**ENTRIES**.
* * * * * * *

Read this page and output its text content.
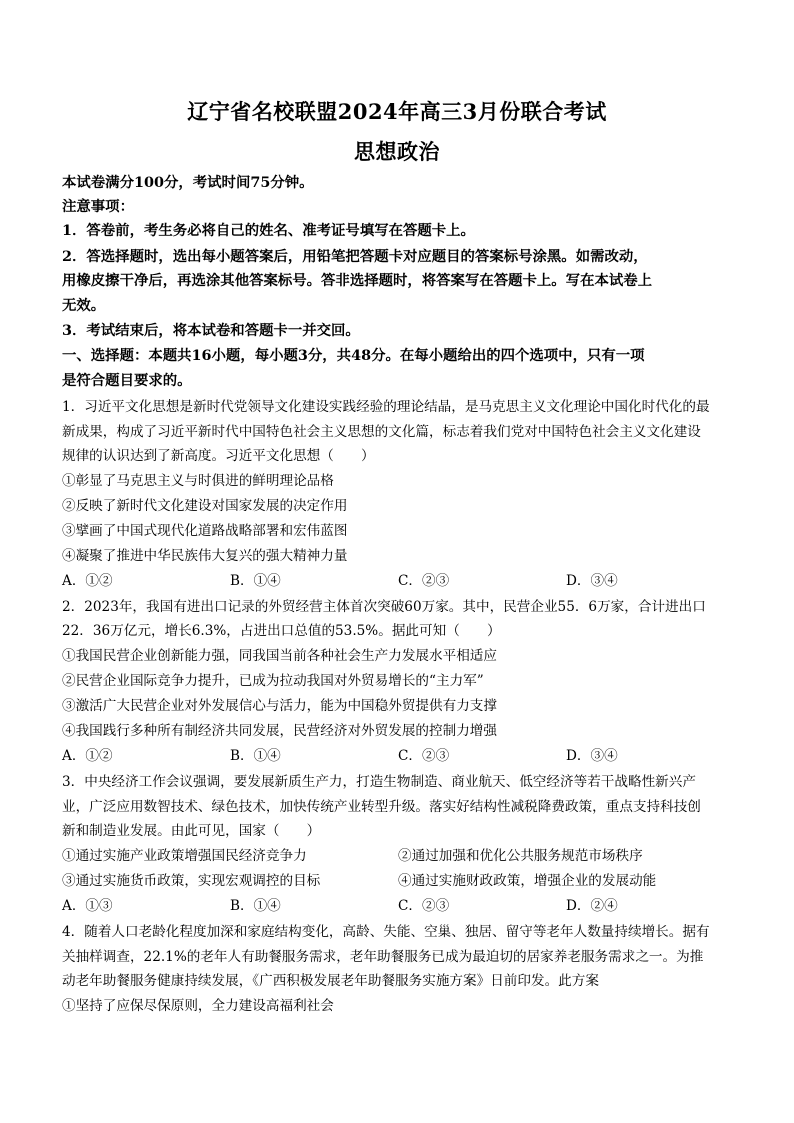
辽宁省名校联盟2024年高三3月份联合考试
思想政治
本试卷满分100分，考试时间75分钟。
注意事项：
1．答卷前，考生务必将自己的姓名、准考证号填写在答题卡上。
2．答选择题时，选出每小题答案后，用铅笔把答题卡对应题目的答案标号涂黑。如需改动，
用橡皮擦干净后，再选涂其他答案标号。答非选择题时，将答案写在答题卡上。写在本试卷上
无效。
3．考试结束后，将本试卷和答题卡一并交回。
一、选择题：本题共16小题，每小题3分，共48分。在每小题给出的四个选项中，只有一项
是符合题目要求的。
1．习近平文化思想是新时代党领导文化建设实践经验的理论结晶，是马克思主义文化理论中国化时代化的最
新成果，构成了习近平新时代中国特色社会主义思想的文化篇，标志着我们党对中国特色社会主义文化建设
规律的认识达到了新高度。习近平文化思想（　　）
①彰显了马克思主义与时俱进的鲜明理论品格
②反映了新时代文化建设对国家发展的决定作用
③擘画了中国式现代化道路战略部署和宏伟蓝图
④凝聚了推进中华民族伟大复兴的强大精神力量
A．①②	B．①④	C．②③	D．③④
2．2023年，我国有进出口记录的外贸经营主体首次突破60万家。其中，民营企业55．6万家，合计进出口
22．36万亿元，增长6.3%，占进出口总值的53.5%。据此可知（　　）
①我国民营企业创新能力强，同我国当前各种社会生产力发展水平相适应
②民营企业国际竞争力提升，已成为拉动我国对外贸易增长的“主力军”
③激活广大民营企业对外发展信心与活力，能为中国稳外贸提供有力支撑
④我国践行多种所有制经济共同发展，民营经济对外贸发展的控制力增强
A．①②	B．①④	C．②③	D．③④
3．中央经济工作会议强调，要发展新质生产力，打造生物制造、商业航天、低空经济等若干战略性新兴产
业，广泛应用数智技术、绿色技术，加快传统产业转型升级。落实好结构性减税降费政策，重点支持科技创
新和制造业发展。由此可见，国家（　　）
①通过实施产业政策增强国民经济竞争力	②通过加强和优化公共服务规范市场秩序
③通过实施货币政策，实现宏观调控的目标	④通过实施财政政策，增强企业的发展动能
A．①③	B．①④	C．②③	D．②④
4．随着人口老龄化程度加深和家庭结构变化，高龄、失能、空巢、独居、留守等老年人数量持续增长。据有
关抽样调查，22.1%的老年人有助餐服务需求，老年助餐服务已成为最迫切的居家养老服务需求之一。为推
动老年助餐服务健康持续发展，《广西积极发展老年助餐服务实施方案》日前印发。此方案
①坚持了应保尽保原则，全力建设高福利社会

* * * * * * *

**STATED EXERCISE**. Quote every line word for word and keep the images out of the copy.

**REPLY**.
Read this page and output its text content.
辽宁省名校联盟2024年高三3月份联合考试
思想政治
本试卷满分100分，考试时间75分钟。
注意事项：
1．答卷前，考生务必将自己的姓名、准考证号填写在答题卡上。
2．答选择题时，选出每小题答案后，用铅笔把答题卡对应题目的答案标号涂黑。如需改动，
用橡皮擦干净后，再选涂其他答案标号。答非选择题时，将答案写在答题卡上。写在本试卷上
无效。
3．考试结束后，将本试卷和答题卡一并交回。
一、选择题：本题共16小题，每小题3分，共48分。在每小题给出的四个选项中，只有一项
是符合题目要求的。
1．习近平文化思想是新时代党领导文化建设实践经验的理论结晶，是马克思主义文化理论中国化时代化的最
新成果，构成了习近平新时代中国特色社会主义思想的文化篇，标志着我们党对中国特色社会主义文化建设
规律的认识达到了新高度。习近平文化思想（　　）
①彰显了马克思主义与时俱进的鲜明理论品格
②反映了新时代文化建设对国家发展的决定作用
③擘画了中国式现代化道路战略部署和宏伟蓝图
④凝聚了推进中华民族伟大复兴的强大精神力量
A．①②	B．①④	C．②③	D．③④
2．2023年，我国有进出口记录的外贸经营主体首次突破60万家。其中，民营企业55．6万家，合计进出口
22．36万亿元，增长6.3%，占进出口总值的53.5%。据此可知（　　）
①我国民营企业创新能力强，同我国当前各种社会生产力发展水平相适应
②民营企业国际竞争力提升，已成为拉动我国对外贸易增长的“主力军”
③激活广大民营企业对外发展信心与活力，能为中国稳外贸提供有力支撑
④我国践行多种所有制经济共同发展，民营经济对外贸发展的控制力增强
A．①②	B．①④	C．②③	D．③④
3．中央经济工作会议强调，要发展新质生产力，打造生物制造、商业航天、低空经济等若干战略性新兴产
业，广泛应用数智技术、绿色技术，加快传统产业转型升级。落实好结构性减税降费政策，重点支持科技创
新和制造业发展。由此可见，国家（　　）
①通过实施产业政策增强国民经济竞争力	②通过加强和优化公共服务规范市场秩序
③通过实施货币政策，实现宏观调控的目标	④通过实施财政政策，增强企业的发展动能
A．①③	B．①④	C．②③	D．②④
4．随着人口老龄化程度加深和家庭结构变化，高龄、失能、空巢、独居、留守等老年人数量持续增长。据有
关抽样调查，22.1%的老年人有助餐服务需求，老年助餐服务已成为最迫切的居家养老服务需求之一。为推
动老年助餐服务健康持续发展，《广西积极发展老年助餐服务实施方案》日前印发。此方案
①坚持了应保尽保原则，全力建设高福利社会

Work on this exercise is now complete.